## Written problem:
Among the entries, which lines carry the string "thời"? Copy each of them.

Data records:
◆ ◆ ◆

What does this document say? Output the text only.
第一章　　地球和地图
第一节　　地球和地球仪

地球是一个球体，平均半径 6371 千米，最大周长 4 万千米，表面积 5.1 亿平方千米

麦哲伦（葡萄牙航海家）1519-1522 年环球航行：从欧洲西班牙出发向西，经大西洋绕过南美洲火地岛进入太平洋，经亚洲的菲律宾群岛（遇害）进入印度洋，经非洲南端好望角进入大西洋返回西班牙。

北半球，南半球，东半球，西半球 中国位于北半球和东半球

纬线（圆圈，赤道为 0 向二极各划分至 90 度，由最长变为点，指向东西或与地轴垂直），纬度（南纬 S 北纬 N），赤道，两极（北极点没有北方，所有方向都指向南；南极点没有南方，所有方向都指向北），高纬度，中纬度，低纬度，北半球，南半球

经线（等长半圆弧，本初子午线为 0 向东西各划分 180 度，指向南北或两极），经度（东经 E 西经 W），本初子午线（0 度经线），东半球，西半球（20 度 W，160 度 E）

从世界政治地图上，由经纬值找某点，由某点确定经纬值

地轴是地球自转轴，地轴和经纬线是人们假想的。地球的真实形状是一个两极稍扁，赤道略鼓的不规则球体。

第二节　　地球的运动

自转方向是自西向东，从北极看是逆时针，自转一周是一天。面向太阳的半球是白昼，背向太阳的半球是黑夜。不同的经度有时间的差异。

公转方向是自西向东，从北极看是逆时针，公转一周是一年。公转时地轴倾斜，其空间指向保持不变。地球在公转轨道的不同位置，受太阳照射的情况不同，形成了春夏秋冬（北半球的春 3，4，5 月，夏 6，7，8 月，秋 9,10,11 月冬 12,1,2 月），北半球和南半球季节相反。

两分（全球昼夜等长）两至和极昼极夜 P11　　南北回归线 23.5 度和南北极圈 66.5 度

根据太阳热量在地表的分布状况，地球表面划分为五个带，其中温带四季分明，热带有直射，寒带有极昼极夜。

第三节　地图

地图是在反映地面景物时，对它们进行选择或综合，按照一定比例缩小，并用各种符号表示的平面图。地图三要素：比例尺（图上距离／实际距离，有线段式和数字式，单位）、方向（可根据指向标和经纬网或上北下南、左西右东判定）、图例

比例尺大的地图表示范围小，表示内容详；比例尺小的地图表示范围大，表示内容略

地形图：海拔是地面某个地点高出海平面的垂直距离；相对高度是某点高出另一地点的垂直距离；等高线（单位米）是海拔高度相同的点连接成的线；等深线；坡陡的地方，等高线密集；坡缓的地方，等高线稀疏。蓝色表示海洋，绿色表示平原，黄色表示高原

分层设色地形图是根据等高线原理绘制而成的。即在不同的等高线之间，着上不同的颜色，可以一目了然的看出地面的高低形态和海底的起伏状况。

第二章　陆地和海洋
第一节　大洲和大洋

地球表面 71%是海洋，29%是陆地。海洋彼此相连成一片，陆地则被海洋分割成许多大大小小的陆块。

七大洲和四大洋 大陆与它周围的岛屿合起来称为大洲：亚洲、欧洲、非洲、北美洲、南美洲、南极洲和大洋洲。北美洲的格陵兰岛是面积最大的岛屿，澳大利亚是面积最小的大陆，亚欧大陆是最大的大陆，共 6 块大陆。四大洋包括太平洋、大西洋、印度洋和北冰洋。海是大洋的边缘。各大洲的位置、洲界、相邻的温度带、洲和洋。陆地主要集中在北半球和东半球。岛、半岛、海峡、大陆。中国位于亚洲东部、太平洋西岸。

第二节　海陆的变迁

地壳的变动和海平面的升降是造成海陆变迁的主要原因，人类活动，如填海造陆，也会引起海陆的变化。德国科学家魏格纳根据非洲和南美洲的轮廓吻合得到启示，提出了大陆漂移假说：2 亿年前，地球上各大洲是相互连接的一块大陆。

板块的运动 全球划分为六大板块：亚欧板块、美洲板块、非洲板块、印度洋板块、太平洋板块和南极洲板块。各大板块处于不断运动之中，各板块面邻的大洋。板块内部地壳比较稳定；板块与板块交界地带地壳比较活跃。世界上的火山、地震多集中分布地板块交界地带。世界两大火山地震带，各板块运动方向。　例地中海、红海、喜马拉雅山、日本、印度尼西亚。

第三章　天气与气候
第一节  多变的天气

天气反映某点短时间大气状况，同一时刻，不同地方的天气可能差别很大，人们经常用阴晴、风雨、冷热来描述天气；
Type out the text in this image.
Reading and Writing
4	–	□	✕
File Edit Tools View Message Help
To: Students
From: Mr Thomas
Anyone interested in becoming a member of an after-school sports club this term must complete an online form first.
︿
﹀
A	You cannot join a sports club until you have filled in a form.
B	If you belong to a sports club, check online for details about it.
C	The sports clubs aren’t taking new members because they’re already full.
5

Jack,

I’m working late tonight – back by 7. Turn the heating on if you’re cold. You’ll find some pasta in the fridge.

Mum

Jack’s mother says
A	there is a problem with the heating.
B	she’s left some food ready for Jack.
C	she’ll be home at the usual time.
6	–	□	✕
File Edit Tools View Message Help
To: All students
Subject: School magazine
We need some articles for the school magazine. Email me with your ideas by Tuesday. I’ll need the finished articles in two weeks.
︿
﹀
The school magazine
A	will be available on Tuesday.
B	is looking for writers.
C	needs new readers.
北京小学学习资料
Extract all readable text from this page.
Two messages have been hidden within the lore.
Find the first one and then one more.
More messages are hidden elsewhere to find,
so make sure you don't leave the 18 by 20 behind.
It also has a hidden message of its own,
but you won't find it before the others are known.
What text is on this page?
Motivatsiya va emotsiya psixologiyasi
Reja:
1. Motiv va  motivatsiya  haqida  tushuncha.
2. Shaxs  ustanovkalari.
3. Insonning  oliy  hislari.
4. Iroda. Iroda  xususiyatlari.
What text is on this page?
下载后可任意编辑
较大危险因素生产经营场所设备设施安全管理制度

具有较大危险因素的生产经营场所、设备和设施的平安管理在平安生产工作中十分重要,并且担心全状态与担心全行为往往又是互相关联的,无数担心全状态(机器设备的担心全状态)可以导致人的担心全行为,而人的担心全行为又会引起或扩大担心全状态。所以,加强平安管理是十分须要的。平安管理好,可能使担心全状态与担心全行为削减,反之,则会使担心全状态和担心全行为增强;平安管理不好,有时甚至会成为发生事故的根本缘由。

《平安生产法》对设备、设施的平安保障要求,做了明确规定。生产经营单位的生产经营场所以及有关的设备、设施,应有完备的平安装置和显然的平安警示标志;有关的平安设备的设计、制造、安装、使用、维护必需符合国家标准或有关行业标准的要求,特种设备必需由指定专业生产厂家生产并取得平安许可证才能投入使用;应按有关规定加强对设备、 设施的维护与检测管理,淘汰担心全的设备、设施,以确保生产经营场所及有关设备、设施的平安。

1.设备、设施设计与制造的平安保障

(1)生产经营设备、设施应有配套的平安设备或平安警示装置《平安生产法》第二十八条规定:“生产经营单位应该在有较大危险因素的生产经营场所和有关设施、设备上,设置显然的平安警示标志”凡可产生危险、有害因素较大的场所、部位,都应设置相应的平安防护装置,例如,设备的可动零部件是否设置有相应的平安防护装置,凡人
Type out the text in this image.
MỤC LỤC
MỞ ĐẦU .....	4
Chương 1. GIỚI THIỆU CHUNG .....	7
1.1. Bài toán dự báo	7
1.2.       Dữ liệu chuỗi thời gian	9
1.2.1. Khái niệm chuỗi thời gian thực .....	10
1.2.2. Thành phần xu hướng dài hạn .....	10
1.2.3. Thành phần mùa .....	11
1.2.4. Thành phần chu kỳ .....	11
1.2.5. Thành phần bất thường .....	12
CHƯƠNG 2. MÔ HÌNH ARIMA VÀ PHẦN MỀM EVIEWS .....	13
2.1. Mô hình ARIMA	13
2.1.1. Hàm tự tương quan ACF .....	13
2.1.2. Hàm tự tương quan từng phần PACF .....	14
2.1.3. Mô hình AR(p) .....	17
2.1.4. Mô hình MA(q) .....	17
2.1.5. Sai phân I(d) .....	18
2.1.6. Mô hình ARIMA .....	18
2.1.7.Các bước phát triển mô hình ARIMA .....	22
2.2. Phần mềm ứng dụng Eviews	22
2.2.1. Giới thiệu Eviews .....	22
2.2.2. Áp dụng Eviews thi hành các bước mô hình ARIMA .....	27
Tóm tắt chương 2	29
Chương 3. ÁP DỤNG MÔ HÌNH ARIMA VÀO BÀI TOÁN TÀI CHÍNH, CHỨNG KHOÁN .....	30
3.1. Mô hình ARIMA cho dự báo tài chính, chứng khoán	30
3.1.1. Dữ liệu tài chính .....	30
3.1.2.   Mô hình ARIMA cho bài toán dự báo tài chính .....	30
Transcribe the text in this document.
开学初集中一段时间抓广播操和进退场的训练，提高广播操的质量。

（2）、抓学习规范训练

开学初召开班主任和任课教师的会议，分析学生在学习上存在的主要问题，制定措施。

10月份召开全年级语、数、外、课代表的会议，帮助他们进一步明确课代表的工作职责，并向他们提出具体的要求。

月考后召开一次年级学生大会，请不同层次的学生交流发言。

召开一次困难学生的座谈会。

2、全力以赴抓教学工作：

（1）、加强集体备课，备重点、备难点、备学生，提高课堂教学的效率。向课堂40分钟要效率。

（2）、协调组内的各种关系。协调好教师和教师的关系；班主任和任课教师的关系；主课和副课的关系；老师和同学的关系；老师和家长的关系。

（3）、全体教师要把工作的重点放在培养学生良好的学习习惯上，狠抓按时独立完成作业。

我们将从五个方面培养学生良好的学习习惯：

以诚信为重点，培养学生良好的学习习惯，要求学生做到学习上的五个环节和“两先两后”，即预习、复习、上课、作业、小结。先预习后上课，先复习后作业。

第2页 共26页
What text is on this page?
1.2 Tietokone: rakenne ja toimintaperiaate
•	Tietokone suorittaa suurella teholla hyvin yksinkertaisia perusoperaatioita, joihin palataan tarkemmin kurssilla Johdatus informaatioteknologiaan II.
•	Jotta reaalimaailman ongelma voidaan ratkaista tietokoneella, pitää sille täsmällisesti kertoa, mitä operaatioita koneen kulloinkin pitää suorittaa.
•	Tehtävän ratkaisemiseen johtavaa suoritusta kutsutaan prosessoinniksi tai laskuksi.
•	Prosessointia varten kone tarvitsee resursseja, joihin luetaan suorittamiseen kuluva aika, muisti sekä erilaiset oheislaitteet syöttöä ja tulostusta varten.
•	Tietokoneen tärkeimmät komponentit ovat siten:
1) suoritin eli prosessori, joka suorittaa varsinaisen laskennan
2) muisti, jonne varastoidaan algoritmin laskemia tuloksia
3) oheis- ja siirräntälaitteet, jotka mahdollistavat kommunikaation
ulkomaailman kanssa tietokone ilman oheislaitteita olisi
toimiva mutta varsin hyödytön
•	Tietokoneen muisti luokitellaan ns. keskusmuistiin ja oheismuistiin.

◆ ◆ ◆

## Reply:
1.2.       Dữ liệu chuỗi thời gian	9
1.2.1. Khái niệm chuỗi thời gian thực .....	10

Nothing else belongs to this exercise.